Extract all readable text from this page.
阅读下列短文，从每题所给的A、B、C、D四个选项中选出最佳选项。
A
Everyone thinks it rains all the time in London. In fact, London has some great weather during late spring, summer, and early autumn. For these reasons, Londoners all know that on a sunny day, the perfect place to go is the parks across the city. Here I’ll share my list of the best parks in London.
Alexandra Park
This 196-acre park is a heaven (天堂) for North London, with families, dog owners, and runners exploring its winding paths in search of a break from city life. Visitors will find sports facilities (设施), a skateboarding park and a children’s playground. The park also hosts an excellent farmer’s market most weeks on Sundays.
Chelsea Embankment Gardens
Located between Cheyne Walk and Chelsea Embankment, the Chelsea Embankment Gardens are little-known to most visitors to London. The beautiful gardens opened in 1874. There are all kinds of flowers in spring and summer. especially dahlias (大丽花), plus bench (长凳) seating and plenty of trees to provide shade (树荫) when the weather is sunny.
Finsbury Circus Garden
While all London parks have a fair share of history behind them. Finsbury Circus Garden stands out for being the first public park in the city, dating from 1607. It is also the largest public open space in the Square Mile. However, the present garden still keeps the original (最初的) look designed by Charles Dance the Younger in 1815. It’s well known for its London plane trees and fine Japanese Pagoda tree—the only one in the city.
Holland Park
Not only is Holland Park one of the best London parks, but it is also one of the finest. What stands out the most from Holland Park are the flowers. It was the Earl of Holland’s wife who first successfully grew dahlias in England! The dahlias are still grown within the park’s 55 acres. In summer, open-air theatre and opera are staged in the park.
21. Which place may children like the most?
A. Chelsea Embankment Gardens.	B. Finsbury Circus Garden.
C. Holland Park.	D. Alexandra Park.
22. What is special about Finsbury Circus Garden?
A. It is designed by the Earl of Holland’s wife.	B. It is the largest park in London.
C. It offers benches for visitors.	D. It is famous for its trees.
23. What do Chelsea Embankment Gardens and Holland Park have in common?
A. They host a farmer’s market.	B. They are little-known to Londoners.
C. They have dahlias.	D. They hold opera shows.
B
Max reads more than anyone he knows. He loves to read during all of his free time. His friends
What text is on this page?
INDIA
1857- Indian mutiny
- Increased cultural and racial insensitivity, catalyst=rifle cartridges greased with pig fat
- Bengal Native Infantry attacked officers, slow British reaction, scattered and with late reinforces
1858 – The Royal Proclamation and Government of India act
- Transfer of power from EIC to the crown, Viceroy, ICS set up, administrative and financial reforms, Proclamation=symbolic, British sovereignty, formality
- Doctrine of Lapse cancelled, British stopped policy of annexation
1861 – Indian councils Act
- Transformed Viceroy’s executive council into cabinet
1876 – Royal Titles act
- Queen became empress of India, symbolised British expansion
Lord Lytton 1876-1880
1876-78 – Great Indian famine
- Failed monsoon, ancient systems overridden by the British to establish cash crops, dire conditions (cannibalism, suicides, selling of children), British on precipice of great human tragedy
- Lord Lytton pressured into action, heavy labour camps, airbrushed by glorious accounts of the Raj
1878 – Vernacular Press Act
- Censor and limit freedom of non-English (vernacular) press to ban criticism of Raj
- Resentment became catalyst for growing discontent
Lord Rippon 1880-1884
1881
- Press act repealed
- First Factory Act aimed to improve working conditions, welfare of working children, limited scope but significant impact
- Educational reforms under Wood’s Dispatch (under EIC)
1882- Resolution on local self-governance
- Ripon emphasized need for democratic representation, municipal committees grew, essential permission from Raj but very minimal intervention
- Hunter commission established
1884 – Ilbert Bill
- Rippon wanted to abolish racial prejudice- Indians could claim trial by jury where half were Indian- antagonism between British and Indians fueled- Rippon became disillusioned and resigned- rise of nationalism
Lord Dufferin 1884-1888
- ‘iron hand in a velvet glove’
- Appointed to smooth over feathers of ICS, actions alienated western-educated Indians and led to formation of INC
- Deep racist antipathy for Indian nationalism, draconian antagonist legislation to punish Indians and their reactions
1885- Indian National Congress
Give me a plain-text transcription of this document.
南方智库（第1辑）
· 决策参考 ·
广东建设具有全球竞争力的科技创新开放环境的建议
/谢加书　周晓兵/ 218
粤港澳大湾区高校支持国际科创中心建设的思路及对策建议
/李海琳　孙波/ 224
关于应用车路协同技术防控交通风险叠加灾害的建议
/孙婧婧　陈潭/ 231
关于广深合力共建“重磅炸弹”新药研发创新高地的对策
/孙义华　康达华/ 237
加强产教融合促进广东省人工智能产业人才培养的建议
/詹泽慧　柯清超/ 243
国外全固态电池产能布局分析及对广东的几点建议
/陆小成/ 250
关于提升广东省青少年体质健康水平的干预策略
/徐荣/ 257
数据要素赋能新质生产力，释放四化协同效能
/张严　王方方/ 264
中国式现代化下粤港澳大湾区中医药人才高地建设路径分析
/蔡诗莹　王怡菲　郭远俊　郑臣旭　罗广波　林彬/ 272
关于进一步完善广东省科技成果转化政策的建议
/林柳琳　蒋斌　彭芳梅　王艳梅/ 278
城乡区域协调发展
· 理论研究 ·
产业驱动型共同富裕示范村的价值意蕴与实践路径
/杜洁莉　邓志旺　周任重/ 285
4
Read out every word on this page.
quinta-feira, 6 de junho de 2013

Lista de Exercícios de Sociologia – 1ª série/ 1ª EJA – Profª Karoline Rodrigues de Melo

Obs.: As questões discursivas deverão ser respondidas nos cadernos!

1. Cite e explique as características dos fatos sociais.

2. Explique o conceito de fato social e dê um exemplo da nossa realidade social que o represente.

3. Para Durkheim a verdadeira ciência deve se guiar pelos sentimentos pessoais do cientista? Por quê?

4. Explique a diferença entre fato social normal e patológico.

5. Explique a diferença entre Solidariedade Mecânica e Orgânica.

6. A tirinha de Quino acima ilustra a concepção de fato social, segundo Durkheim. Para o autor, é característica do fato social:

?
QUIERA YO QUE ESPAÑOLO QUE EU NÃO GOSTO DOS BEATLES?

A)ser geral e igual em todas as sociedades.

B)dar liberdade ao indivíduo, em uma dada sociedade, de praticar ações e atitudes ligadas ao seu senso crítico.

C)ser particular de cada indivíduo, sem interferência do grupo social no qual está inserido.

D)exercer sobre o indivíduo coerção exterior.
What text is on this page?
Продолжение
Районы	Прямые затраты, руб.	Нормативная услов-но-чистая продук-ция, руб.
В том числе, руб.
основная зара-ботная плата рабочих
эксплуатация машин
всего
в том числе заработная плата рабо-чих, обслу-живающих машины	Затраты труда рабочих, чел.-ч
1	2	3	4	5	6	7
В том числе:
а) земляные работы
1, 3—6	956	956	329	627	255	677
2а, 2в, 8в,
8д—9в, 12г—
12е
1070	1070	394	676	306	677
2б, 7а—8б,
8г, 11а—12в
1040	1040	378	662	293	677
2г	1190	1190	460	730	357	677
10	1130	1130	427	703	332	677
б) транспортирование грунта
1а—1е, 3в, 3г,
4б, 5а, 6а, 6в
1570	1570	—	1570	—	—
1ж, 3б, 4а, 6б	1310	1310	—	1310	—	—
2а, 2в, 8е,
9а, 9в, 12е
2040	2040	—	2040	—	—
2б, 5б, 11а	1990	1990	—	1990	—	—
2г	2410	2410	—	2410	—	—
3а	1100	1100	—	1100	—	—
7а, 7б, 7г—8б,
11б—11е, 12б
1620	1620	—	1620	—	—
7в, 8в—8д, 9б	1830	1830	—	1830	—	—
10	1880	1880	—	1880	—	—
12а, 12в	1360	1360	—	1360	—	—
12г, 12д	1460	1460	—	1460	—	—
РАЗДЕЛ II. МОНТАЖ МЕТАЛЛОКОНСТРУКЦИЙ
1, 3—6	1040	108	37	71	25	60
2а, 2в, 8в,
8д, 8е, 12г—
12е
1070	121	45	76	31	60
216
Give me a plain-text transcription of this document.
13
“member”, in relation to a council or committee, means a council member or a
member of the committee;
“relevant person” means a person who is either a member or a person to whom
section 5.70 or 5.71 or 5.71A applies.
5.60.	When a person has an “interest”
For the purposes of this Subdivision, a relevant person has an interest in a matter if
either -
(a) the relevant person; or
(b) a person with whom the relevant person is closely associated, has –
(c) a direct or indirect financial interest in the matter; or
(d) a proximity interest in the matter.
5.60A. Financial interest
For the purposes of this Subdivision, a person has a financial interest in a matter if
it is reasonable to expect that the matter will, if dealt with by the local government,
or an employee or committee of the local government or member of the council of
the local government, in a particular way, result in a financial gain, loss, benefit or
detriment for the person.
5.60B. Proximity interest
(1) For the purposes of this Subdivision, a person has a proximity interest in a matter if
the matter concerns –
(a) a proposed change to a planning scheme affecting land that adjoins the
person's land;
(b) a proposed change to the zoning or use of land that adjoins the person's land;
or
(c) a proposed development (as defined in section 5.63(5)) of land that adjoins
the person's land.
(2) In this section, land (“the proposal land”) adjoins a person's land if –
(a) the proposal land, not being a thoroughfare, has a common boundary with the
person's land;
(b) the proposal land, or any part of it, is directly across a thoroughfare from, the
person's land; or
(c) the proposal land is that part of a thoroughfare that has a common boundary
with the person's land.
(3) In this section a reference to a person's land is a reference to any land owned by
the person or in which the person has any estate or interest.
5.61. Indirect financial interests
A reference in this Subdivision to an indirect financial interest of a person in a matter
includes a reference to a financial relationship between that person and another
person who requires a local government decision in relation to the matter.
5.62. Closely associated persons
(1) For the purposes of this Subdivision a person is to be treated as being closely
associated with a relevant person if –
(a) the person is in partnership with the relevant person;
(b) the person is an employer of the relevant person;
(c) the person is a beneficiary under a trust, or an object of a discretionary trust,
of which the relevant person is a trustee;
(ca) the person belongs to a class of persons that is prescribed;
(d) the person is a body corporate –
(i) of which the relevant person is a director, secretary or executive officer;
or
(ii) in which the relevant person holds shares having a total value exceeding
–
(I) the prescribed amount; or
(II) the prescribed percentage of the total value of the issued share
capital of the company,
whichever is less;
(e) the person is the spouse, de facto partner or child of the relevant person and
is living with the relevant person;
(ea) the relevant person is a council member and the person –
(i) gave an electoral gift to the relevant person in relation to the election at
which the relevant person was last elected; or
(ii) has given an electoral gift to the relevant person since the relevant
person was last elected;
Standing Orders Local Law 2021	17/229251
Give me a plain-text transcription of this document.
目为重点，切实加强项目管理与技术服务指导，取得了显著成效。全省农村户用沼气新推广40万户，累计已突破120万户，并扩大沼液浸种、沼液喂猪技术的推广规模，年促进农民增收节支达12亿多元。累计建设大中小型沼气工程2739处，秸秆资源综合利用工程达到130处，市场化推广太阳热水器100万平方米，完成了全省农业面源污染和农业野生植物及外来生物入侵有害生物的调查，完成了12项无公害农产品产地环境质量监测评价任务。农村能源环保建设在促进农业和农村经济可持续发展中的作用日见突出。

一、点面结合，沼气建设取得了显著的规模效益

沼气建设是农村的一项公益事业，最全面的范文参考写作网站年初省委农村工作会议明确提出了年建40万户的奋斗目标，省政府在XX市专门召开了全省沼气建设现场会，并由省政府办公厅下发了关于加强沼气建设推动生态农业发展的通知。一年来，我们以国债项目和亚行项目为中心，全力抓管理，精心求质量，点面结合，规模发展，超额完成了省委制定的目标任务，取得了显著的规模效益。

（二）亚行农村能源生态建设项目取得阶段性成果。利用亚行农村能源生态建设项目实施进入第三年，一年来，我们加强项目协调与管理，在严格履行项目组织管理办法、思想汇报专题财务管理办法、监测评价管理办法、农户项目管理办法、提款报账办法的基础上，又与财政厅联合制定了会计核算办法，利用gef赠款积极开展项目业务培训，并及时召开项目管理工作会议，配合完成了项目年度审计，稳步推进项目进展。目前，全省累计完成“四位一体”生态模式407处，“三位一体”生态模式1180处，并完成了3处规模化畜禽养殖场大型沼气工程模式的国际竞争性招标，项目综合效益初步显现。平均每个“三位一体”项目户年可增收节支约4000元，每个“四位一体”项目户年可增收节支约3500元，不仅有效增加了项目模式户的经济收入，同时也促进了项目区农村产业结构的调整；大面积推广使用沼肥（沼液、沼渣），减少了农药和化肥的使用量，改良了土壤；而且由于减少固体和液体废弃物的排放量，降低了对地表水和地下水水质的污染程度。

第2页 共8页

WHAT IS REQUIRED |
Read the data above. Pull out each line in which the string "Para" appears.

TASK OUTPUT |
3. Para Durkheim a verdadeira ciência deve se guiar pelos sentimentos pessoais do cientista? Por quê?
6. A tirinha de Quino acima ilustra a concepção de fato social, segundo Durkheim. Para o autor, é característica do fato social:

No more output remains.